#### SELECTED EXCERPT:

+ + + + + + +

Efficiency 3—User required level of understanding. How easy is it for the user to understand the optimizer logic and computations? How easy to set up the optimizer and choose optimizer parameter values? How easy is it for the user to establish confidence that the optimizer result is in desired proximity of the global? User ability to adapt the code? Algorithm complexity? This could be measured by the number of choices a user must make or number of lines of code related to the issues.
Efficiency 4—Consider storage requirements needed to compute or invert the algorithm.
Efficiency 5—Consider the complexity of the code, the number of conditionals, the number of alternate treatments or methodologies, and the number of switches in logic.
Interpretability 1—How well will the human understand and interpret the results? Considering the CDF of the OF* or the range of the DV* values, how will a user interpret the probability of finding the global?
Interpretability 2—How will a user make an actionable decision based on the optimization results with respect to uncertainty in the “givens,” the model equations, and the probability of the optimizer results?
Probability of finding the global optima—When there are multiple optima, traps, diversions to a constraint, etc., the likelihood of any particular run of an optimizer in finding the global is important. You many need 1000, or more, runs from random initializations to be able to assess the probability of an optimizer to find the global. Probability could be measured by the fraction of trials that the optimizer identifies the global (converges in the vicinity of the global).
Accuracy—This is the closeness of the optimizer to the true optimum. It is often termed systematic error or bias. The optimizer does not stop exactly at the optimum, but stops in the proximity of it based on the convergence criterion. If the best of N trials is taken as the answer, what is the average deviation from true? If the distribution of converged solutions about the optimum is not symmetric, then an average DV* value will have a bias. Does convergence choice, initialization range, constraint accommodation penalty methods, single/double precision, discretization, etc., affect accuracy?
Precision—This is repeatability. The optimizers are numerical procedures, which have finite convergence stopping criteria. They will not stop exactly at the true optimum. Closeness to the optimum can be assessed either by the OF value or by the DV value deviations from the true optimum. We talk about finding the global optimum, but the reality is that the optimizer finds the proximity of an optimum, not the exact point. Precision could be measured by the rms (root‐mean‐square) deviation (either DV from DV*, or OF from OF*) from those trials that located the global. Precision also is dependent on convergence choice, initialization range, constraint accommodation penalty methods, single/double precision, discretization, etc. Accordingly, to compare optimizers, the impact of these other choices needs to be removed.
Robustness—This is a measure of the optimizer ability to cope with surface aberrations (cliffs, flat spots, slope discontinuities, hard constraints, stochastic OF values, a trial solution that is infeasible or cannot return an OF value). It also includes the optimizer ability to generate a next feasible trial solution regardless of the surface features without execution faults. In general, you want an optimizer to perform well (not necessarily perfectly) on a wide variety of applications with all reasonable DV initializations and optimizer parameter choices (number of players, convergence threshold, acceleration factor, etc.). You would like the procedure to be fully autonomous, not requiring human intervention to solve problems. You want the results to be relatively insensitive to human choices of rules or coefficient values. Perhaps a measure of robustness could be the fraction of times the optimizer can generate a feasible next trial solution. Or the fraction of applications that it can solve. Perhaps robustness should be categorized to application features (discrete, class, discontinuity).

+ + + + + + +

#### INFORMATION PROVIDED:
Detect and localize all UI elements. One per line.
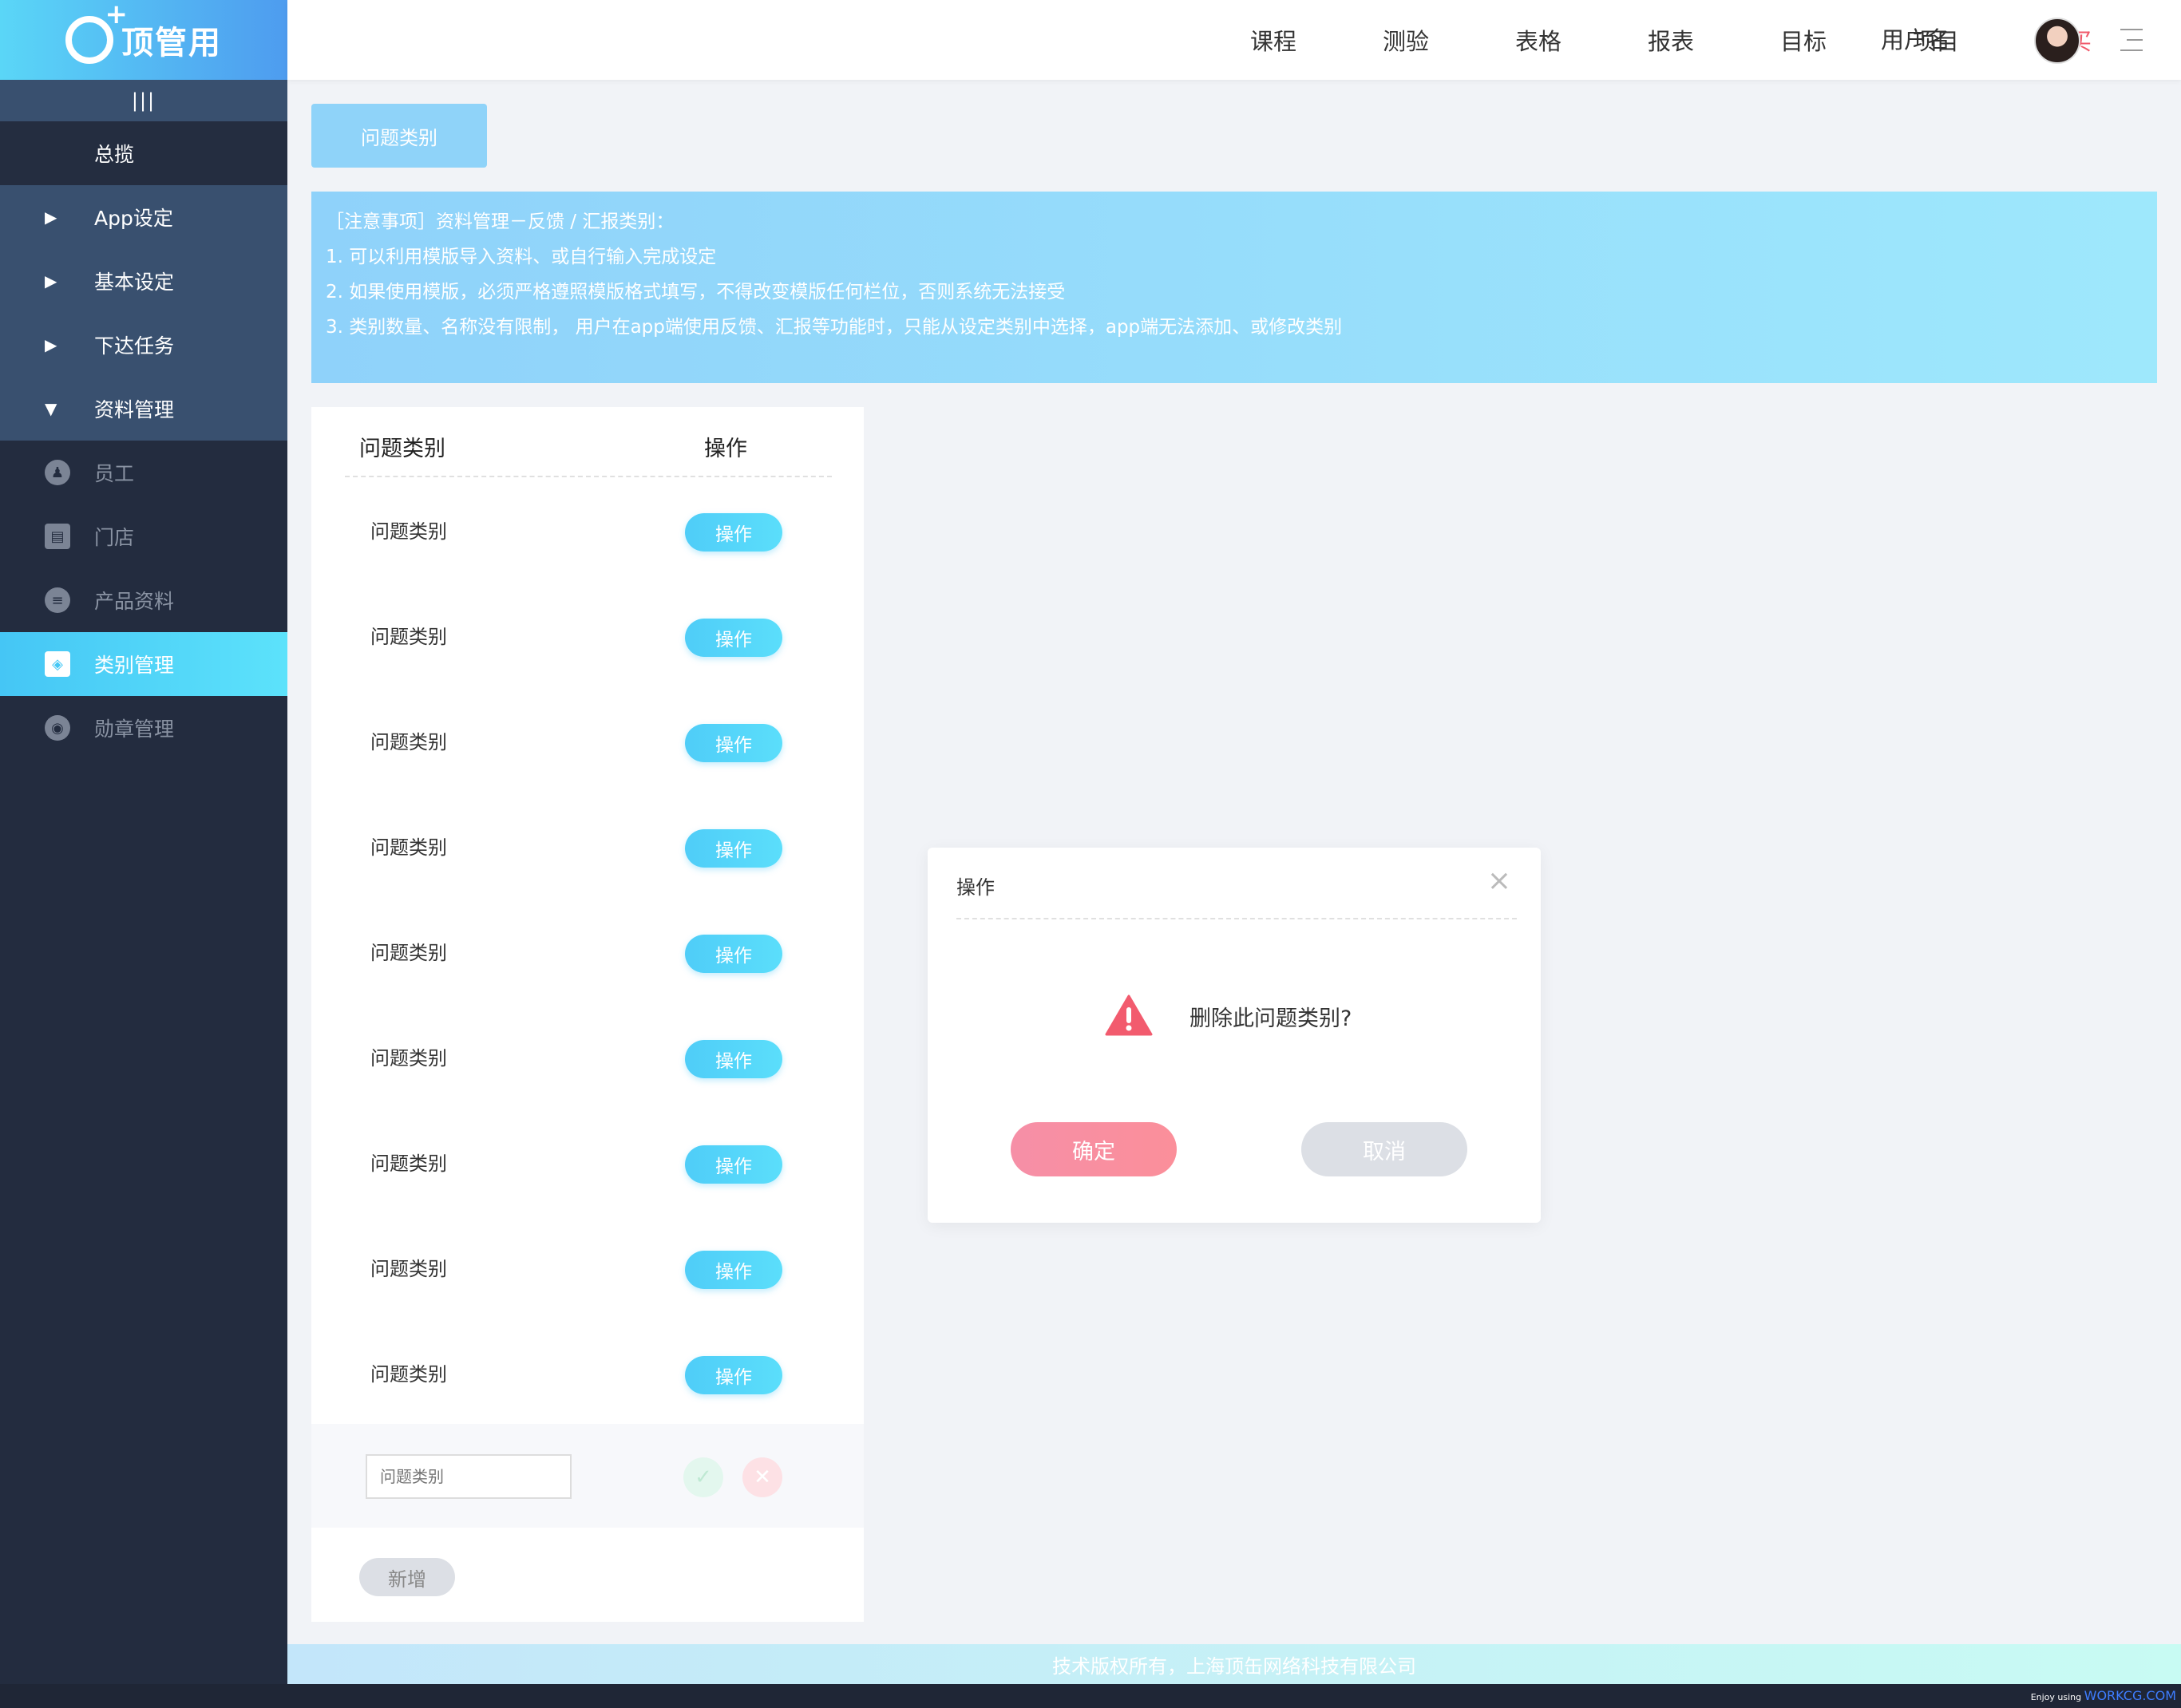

+ + + + + + +

#### WRITTEN EXERCISE 1:
Please repeat the passage on optimizer evaluation criteria word for word, everything from "Interpretability 2—How will" down to "of the global).".
#### WRITTEN EXERCISE 2:
In the passage on optimizer evaluation criteria, how many runs from random initializations may be needed to assess an optimizer's probability of finding the global?
#### WRITTEN EXERCISE 3:
Carry on with the passage on optimizer evaluation criteria from the point where it stops.
The data aren't needed for anything here.

#### EXERCISE ANSWER 1:
Interpretability 2—How will a user make an actionable decision based on the optimization results with respect to uncertainty in the “givens,” the model equations, and the probability of the optimizer results?
Probability of finding the global optima—When there are multiple optima, traps, diversions to a constraint, etc., the likelihood of any particular run of an optimizer in finding the global is important. You many need 1000, or more, runs from random initializations to be able to assess the probability of an optimizer to find the global. Probability could be measured by the fraction of trials that the optimizer identifies the global (converges in the vicinity of the global).

#### EXERCISE ANSWER 2:
1000 or more runs.

#### EXERCISE ANSWER 3:
Scalability—As the number of DVs increases, how does the computational time or storage increase? How does the NOFE increase? How do the requirements on the user (such as the number of user‐chosen coefficient values that need to be specified for either the optimizer or the convergence criteria) increase? The burden might be acceptable for low‐order applications but excessive for higher dimension ones. Do the diverse aspects rise linearly with DV dimension, as a quadratic, or exponentially? Is the result independent of user‐selected variable dimensions or scaling?

33.5 Designing an Experimental Test

Since any of these metrics will depend on the initial trial solution(s) and the surface features of a specific objective function, you will need to run many trials and calculate an average value representing individual functions. However, replicate trials from random initializations will not produce exact duplicate results. For simple problems, perhaps 20 trials are fully adequate to have relatively certain values of the statistics. However, you may need 100–10,000 trials to determine representative values for probability statistics associated with other attributes. You should keep running trials until the standard deviation of the statistic of interest is small enough to confidently differentiate between statistic values representing different experimental conditions (optimizers, coefficients, convergence criteria).

Statistical comparisons need to be made on replicate results, such as a t‐test of differences in NOFE. The central limit theorem reveals that the standard error of the average is inversely proportional to the square root of the number of replicate trials. The uncertainty of the average reduces with . The uncertainty on experimental probability is dependent on both N and the probability.

Further, one optimizer (Newton’s, successive quadratic) might jump to the solution in one step if the function is a simple quadratic response, but it might become hopelessly lost on a different function. How do you compare optimizers? You need to choose a set of test functions that represent a diversity of features that your applications will present.

If one is assessing number of function evaluations (or iterations) and the precision of a solution, then it becomes understood that the choice of convergence criterion and the threshold for convergence also affect the results. “The optimizer” involves more choices than just the optimization algorithm choice.

With this understanding, the DV section of the optimization statement might be understood as a 3‐D choice. For each optimizer, the first column in the DV list of Equation (33.4), there are a variety of convergence criteria that can be selected (second column); and for each criterion, there is a numerical threshold (third column):

(33.4)

But there are also the initialization factors such as number of trials of randomized initializations and coefficient values (or initial step sizes, or initial range, or number of players):

(33.5)

And this needs to be considered on a full spectrum of applications:

(33.6)

It can become complicated and confusing.

Now one must devise the test basis:

The choice of test functions needs to span the features that are relevant. One function is not a comprehensive means of testing. Choose a number of functions that include all of the challenges that might be represented by the application.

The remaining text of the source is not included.